— start Supplied data —

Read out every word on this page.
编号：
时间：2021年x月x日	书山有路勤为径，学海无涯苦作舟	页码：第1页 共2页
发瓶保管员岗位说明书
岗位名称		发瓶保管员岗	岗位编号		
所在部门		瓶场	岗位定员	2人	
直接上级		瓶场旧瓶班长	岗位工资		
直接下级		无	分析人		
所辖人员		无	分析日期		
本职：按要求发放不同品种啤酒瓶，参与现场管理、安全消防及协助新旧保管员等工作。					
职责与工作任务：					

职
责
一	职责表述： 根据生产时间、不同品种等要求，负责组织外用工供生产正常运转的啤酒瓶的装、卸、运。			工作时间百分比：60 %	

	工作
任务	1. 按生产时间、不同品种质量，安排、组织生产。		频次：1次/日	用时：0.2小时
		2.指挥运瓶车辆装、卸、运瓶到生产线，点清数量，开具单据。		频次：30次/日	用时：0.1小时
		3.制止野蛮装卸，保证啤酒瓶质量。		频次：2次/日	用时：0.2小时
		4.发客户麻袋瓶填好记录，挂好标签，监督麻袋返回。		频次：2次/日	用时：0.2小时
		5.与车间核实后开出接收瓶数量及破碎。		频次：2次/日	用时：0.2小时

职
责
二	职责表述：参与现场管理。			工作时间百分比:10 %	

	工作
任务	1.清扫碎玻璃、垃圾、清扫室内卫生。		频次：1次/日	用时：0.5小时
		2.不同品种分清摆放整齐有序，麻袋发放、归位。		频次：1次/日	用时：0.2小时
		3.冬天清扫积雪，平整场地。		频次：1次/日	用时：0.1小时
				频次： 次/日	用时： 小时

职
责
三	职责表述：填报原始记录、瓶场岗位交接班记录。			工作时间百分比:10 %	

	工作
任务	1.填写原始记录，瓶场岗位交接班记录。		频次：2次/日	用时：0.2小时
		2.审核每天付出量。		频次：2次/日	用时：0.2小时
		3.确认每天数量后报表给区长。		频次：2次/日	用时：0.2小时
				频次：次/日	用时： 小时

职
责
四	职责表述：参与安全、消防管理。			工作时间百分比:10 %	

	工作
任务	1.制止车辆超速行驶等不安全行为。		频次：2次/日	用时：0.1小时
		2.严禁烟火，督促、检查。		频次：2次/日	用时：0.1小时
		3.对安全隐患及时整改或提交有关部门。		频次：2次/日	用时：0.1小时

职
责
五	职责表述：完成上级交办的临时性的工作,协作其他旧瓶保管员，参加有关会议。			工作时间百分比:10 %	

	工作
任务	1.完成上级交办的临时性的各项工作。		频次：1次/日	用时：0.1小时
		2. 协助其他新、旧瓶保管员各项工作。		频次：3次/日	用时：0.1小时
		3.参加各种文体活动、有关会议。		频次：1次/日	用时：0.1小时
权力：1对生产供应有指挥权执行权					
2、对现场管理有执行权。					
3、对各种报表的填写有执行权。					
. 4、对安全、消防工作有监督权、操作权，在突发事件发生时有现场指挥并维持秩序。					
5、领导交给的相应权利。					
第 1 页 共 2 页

— end Supplied data —
— start Supplied data —

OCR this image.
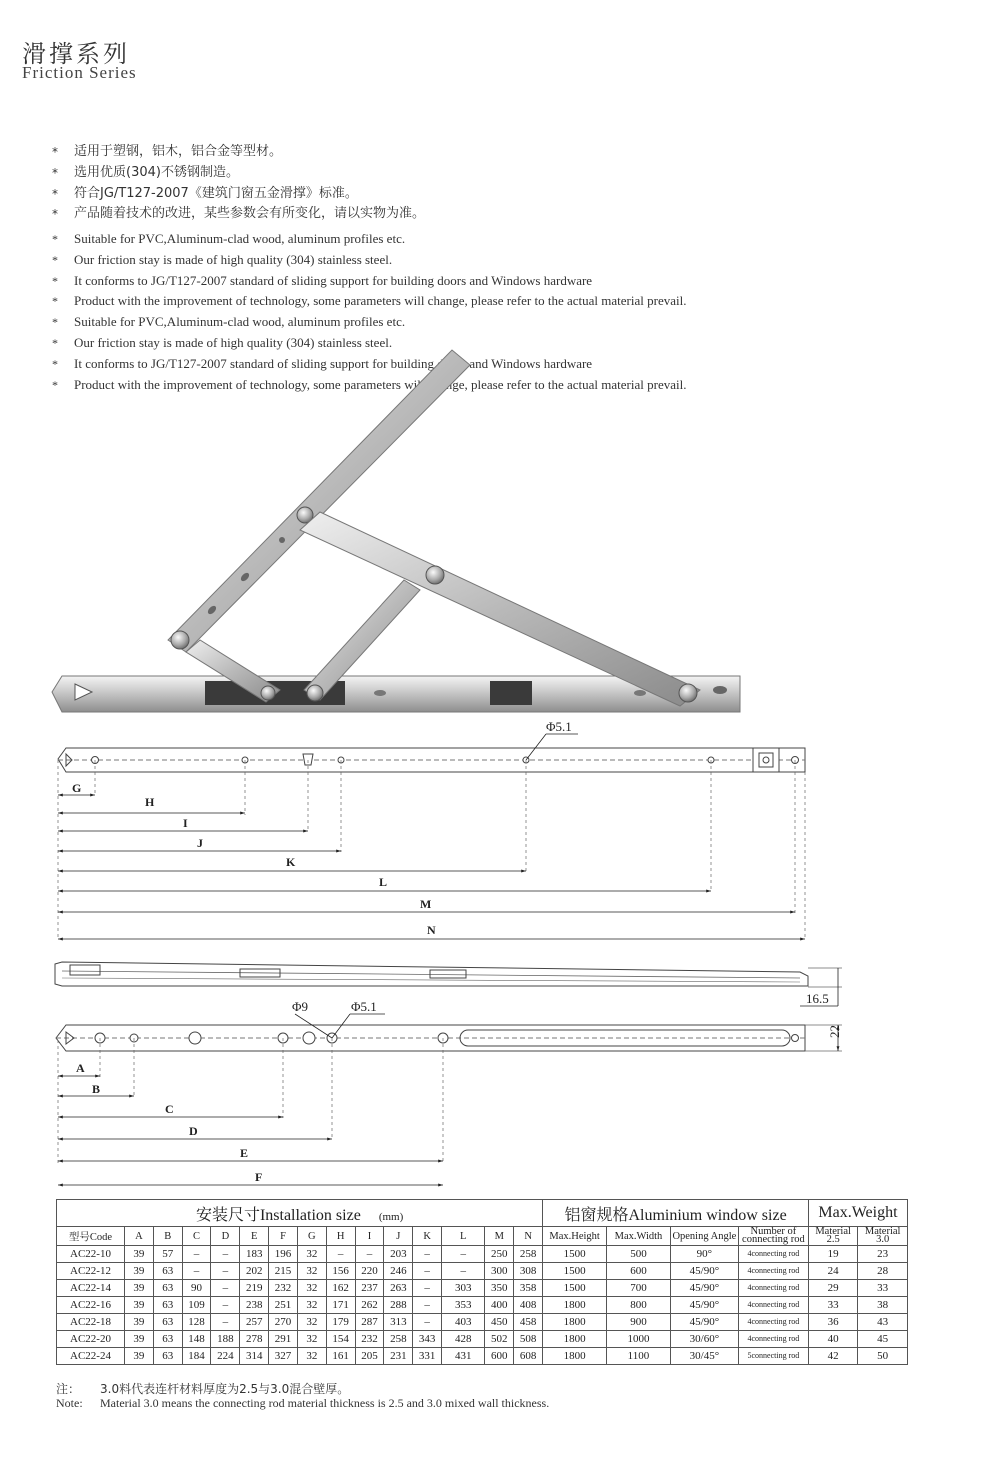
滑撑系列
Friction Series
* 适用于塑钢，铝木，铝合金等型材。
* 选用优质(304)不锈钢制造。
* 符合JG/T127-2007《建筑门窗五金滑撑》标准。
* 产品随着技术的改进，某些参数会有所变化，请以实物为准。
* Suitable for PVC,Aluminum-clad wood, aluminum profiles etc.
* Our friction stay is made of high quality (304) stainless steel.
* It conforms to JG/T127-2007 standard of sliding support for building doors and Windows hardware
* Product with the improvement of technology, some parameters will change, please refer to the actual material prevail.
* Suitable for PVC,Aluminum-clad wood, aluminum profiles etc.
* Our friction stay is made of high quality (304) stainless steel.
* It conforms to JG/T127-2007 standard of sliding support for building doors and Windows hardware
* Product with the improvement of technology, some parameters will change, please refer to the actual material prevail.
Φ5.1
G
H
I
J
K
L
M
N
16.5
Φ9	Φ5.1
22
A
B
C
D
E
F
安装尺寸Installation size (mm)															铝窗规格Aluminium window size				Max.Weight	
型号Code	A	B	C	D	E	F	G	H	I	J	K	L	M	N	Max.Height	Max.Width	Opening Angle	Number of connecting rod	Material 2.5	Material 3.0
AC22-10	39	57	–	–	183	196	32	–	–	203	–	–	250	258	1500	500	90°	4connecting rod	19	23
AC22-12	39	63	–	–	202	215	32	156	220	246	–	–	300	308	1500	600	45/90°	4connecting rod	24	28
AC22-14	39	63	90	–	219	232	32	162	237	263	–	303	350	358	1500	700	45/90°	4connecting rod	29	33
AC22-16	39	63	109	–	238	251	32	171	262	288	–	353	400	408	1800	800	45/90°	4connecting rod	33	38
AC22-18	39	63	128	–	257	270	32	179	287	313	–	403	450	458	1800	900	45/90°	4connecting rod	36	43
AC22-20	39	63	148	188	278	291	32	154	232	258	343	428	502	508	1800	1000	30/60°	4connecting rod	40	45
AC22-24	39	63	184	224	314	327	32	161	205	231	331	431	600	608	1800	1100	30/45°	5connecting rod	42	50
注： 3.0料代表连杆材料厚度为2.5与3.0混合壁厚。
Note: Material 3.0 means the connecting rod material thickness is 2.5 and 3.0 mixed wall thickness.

— end Supplied data —

◆ **Set problem**
All lines of the data above that include the word "职责表述" must be shown.

◆ **The completed task**
一	职责表述： 根据生产时间、不同品种等要求，负责组织外用工供生产正常运转的啤酒瓶的装、卸、运。			工作时间百分比：60 %	
二	职责表述：参与现场管理。			工作时间百分比:10 %	
三	职责表述：填报原始记录、瓶场岗位交接班记录。			工作时间百分比:10 %	
四	职责表述：参与安全、消防管理。			工作时间百分比:10 %	
五	职责表述：完成上级交办的临时性的工作,协作其他旧瓶保管员，参加有关会议。			工作时间百分比:10 %	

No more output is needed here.